Directions
Copy every line of the entries that includes the word "limits".

Data to process
•••••

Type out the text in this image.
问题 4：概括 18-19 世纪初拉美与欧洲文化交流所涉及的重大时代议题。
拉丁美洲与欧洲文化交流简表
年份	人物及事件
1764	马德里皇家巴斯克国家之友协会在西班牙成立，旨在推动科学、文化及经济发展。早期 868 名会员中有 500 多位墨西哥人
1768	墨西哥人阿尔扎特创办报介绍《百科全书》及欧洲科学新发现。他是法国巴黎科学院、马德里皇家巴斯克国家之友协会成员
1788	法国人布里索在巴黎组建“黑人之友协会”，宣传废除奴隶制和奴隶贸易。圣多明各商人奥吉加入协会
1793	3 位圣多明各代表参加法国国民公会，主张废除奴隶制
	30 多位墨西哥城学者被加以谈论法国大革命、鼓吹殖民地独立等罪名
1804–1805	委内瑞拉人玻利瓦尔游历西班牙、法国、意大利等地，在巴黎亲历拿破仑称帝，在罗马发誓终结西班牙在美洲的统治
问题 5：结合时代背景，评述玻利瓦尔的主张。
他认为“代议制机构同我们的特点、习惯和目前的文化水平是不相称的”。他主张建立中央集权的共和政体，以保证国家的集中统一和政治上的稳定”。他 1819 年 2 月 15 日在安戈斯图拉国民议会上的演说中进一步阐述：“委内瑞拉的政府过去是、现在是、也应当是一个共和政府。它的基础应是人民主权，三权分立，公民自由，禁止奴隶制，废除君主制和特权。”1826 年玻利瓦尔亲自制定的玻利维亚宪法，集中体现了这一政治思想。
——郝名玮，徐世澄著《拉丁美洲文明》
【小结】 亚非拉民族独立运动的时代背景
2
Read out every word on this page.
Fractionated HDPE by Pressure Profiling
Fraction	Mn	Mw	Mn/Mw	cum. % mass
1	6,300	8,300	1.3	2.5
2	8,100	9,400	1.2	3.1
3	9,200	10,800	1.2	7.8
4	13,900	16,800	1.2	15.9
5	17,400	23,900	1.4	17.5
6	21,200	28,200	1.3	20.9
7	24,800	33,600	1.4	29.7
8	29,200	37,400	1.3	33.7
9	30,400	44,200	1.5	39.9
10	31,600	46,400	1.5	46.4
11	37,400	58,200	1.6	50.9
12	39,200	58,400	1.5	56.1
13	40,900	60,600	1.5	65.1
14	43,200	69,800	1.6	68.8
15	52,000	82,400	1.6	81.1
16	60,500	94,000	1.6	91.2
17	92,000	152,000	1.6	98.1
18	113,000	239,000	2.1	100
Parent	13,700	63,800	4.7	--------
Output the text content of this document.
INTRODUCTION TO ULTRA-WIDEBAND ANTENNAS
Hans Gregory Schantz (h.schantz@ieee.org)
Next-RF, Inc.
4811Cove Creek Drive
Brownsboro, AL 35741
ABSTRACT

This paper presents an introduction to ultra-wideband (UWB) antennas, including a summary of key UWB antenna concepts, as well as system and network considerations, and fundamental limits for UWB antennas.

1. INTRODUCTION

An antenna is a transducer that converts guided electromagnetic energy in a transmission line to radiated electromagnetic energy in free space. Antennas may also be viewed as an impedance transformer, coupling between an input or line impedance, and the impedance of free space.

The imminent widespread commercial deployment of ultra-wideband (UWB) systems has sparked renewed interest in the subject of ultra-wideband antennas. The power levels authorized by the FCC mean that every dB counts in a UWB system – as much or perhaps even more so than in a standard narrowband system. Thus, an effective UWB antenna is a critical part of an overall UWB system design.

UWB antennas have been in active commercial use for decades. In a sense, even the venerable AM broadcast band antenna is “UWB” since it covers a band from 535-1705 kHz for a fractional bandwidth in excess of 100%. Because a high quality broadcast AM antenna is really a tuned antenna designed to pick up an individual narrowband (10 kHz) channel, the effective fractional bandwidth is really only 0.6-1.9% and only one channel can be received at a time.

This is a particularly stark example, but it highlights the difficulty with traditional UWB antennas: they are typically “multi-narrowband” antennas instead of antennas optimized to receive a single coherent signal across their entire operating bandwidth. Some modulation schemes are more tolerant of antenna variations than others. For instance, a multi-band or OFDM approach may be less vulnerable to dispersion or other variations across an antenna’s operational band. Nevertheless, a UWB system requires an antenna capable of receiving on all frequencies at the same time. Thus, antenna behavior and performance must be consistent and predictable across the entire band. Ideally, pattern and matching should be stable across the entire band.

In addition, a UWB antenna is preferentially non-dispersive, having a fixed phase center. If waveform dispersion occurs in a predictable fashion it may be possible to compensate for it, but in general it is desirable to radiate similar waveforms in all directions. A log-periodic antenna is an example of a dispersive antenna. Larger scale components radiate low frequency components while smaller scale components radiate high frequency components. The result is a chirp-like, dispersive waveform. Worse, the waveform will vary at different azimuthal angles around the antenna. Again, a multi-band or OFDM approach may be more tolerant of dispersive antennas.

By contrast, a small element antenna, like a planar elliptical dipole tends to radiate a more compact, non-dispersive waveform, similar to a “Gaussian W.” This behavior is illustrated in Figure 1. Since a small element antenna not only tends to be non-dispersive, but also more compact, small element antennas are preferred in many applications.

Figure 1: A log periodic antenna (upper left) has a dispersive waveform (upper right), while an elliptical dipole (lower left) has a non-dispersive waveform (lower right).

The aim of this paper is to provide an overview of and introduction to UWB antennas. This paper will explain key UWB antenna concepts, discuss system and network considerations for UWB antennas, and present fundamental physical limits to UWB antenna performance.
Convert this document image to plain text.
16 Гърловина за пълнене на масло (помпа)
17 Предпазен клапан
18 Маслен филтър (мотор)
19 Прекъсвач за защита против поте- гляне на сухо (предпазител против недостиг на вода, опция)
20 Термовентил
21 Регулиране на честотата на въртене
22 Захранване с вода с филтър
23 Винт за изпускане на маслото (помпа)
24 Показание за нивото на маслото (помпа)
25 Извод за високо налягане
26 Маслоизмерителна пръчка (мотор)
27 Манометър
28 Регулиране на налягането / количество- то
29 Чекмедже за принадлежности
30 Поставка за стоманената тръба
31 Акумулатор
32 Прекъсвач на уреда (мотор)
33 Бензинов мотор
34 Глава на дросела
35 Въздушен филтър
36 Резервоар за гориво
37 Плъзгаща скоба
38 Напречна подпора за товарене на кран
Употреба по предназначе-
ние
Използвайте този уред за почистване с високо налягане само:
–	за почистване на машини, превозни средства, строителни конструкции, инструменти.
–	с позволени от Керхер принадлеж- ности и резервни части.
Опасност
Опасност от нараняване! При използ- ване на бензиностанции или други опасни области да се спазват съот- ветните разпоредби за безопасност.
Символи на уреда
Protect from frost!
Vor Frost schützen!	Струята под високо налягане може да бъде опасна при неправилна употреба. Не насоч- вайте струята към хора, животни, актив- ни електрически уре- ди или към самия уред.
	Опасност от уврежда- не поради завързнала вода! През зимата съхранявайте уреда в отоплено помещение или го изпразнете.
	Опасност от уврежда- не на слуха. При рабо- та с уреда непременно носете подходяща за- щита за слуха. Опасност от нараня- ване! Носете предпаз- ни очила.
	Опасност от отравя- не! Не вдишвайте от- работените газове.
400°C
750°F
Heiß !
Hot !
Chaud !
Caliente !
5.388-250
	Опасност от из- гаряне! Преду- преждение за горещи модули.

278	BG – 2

•••••

Output of the task
This paper presents an introduction to ultra-wideband (UWB) antennas, including a summary of key UWB antenna concepts, as well as system and network considerations, and fundamental limits for UWB antennas.
The aim of this paper is to provide an overview of and introduction to UWB antennas. This paper will explain key UWB antenna concepts, discuss system and network considerations for UWB antennas, and present fundamental physical limits to UWB antenna performance.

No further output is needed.